* [STATED TASK]
In the listing that follows, how many lines contain "salinity"? Give the number only.

>> begin

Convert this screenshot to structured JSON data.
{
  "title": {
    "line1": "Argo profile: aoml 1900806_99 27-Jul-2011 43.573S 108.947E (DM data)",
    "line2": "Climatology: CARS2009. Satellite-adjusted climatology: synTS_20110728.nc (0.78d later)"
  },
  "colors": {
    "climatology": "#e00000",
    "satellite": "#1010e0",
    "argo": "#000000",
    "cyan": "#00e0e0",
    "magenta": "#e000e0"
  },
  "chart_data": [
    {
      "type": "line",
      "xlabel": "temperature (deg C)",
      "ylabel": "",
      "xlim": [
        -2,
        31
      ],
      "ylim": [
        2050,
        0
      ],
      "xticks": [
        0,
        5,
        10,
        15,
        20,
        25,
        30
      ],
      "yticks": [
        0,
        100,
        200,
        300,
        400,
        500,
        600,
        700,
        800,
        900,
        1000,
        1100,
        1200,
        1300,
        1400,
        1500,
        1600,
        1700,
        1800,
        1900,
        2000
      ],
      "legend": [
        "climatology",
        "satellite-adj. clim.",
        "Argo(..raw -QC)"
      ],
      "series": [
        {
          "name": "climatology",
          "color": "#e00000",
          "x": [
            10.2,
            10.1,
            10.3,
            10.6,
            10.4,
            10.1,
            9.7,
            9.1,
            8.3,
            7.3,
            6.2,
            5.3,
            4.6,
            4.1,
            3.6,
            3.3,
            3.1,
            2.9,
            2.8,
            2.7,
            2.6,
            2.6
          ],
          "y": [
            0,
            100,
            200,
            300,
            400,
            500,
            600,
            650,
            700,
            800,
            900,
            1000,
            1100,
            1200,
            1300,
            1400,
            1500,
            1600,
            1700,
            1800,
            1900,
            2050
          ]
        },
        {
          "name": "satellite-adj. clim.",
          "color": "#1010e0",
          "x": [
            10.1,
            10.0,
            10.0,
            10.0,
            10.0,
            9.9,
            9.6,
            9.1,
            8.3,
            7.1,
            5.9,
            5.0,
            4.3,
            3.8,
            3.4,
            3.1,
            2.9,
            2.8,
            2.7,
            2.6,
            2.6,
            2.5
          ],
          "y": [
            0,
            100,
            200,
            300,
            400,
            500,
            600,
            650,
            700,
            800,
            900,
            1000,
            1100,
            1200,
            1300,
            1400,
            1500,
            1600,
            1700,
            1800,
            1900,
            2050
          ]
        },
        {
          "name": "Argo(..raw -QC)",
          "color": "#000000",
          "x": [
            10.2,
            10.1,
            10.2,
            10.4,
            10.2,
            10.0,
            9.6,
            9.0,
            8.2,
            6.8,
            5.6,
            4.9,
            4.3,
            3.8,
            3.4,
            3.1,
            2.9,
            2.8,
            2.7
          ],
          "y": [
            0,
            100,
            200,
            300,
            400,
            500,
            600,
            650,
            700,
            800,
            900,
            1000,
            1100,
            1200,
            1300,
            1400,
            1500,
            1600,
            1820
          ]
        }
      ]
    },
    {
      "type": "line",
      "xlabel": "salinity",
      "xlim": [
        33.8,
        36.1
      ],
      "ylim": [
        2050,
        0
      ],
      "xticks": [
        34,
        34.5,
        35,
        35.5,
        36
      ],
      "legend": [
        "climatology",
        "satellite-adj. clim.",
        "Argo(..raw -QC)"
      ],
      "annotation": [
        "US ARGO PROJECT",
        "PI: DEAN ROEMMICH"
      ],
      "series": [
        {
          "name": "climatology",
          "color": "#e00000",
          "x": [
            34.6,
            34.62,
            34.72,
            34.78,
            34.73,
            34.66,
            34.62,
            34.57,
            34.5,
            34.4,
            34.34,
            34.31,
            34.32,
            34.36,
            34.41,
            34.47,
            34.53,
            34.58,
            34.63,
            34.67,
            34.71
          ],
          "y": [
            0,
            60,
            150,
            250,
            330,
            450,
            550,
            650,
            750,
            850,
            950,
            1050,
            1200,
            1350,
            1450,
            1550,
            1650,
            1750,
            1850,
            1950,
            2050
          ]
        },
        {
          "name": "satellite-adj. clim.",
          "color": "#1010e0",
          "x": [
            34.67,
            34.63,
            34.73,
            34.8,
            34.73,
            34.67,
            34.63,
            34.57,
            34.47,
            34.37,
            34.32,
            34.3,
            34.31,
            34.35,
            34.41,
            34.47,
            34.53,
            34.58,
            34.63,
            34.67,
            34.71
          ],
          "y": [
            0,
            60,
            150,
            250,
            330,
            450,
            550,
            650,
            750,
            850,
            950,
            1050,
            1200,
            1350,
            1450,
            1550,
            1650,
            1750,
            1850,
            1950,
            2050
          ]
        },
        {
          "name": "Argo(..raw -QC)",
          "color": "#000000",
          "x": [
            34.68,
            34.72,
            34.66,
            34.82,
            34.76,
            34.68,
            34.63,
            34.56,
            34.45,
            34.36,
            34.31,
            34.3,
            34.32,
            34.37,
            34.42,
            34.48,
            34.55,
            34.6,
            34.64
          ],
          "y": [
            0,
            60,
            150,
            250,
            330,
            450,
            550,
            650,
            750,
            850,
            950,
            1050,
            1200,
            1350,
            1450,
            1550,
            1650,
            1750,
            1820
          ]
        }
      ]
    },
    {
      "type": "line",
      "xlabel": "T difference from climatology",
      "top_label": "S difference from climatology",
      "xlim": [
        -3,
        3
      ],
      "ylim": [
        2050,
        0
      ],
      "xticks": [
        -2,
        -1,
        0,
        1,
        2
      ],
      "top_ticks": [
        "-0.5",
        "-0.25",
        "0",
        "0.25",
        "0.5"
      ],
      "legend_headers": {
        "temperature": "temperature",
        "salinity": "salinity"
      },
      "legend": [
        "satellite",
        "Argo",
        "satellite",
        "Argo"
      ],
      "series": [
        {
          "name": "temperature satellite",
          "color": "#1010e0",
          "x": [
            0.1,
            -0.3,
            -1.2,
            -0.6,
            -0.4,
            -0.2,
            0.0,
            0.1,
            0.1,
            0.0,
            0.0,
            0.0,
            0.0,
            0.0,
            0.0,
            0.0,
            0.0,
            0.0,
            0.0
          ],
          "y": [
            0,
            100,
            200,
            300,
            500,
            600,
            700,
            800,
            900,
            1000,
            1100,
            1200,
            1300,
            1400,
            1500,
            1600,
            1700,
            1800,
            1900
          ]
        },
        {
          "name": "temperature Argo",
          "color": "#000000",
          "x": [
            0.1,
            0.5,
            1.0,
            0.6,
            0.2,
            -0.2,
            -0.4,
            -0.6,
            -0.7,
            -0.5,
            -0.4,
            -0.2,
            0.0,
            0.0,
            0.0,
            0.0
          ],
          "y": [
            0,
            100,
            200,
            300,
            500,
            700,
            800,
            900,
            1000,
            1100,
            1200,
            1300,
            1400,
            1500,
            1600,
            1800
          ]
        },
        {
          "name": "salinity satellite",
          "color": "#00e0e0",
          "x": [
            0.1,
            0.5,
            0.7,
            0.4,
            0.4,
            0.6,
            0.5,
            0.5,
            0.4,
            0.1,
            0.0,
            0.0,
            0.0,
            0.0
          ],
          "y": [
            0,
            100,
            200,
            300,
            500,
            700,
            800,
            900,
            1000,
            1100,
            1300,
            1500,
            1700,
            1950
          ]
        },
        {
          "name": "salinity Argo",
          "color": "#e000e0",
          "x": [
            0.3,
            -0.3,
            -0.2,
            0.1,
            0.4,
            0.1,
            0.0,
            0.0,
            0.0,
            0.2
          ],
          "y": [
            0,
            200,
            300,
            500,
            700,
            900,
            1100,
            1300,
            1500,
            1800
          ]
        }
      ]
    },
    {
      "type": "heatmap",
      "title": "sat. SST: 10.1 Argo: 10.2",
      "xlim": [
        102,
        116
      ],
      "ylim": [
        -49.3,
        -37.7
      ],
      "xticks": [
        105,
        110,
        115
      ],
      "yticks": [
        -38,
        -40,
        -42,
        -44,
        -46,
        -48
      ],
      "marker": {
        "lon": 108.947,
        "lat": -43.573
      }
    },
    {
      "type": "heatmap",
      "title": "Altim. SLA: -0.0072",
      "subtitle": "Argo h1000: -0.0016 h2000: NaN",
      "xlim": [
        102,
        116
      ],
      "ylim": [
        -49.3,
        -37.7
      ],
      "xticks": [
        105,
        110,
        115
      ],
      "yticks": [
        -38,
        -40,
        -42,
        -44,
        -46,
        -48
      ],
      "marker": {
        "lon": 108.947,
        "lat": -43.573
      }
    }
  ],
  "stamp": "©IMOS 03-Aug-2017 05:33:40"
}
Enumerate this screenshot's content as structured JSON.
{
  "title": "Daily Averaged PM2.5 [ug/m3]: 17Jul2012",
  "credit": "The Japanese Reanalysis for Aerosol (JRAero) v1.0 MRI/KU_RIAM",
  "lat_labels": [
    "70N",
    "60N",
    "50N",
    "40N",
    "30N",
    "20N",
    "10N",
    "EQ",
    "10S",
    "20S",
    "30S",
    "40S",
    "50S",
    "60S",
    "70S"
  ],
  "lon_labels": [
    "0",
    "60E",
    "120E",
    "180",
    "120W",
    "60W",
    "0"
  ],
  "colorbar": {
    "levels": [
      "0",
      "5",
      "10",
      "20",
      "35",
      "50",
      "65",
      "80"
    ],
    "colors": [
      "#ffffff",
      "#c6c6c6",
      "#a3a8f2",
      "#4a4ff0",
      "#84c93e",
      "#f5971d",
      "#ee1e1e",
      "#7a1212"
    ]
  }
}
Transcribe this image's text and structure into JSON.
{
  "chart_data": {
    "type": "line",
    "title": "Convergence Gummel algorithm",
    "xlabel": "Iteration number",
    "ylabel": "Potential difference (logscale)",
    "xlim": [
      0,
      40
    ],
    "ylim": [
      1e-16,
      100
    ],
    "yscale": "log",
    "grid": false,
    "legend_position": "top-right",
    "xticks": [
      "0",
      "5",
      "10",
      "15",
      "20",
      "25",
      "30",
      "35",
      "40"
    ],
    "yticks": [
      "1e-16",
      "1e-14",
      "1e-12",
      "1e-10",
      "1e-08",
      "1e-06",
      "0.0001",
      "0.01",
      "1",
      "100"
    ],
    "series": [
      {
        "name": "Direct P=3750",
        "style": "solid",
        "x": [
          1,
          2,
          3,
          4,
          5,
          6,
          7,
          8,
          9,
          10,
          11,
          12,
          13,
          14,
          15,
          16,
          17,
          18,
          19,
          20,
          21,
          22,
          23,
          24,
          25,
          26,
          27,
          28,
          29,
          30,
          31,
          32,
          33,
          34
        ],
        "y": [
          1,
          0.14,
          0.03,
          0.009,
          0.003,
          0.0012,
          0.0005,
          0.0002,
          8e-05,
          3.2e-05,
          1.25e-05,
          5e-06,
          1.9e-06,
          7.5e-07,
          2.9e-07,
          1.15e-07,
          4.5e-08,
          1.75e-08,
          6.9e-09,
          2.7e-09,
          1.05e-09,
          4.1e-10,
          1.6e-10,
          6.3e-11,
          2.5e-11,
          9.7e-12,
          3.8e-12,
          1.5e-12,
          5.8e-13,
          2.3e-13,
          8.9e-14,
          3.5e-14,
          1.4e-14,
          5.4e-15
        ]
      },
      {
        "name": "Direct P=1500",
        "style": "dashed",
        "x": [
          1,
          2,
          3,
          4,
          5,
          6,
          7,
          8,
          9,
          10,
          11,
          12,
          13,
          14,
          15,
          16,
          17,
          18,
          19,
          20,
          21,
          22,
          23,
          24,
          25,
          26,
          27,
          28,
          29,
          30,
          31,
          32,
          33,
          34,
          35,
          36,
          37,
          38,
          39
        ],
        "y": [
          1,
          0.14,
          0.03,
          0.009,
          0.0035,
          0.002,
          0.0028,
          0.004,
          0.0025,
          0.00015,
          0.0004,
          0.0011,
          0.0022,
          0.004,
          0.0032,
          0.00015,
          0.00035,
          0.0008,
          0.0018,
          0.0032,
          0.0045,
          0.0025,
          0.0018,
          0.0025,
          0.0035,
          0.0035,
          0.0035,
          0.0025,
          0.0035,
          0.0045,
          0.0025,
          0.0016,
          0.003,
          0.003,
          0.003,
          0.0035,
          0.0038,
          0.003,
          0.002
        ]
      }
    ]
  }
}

>> end

* [THE ANSWER]
4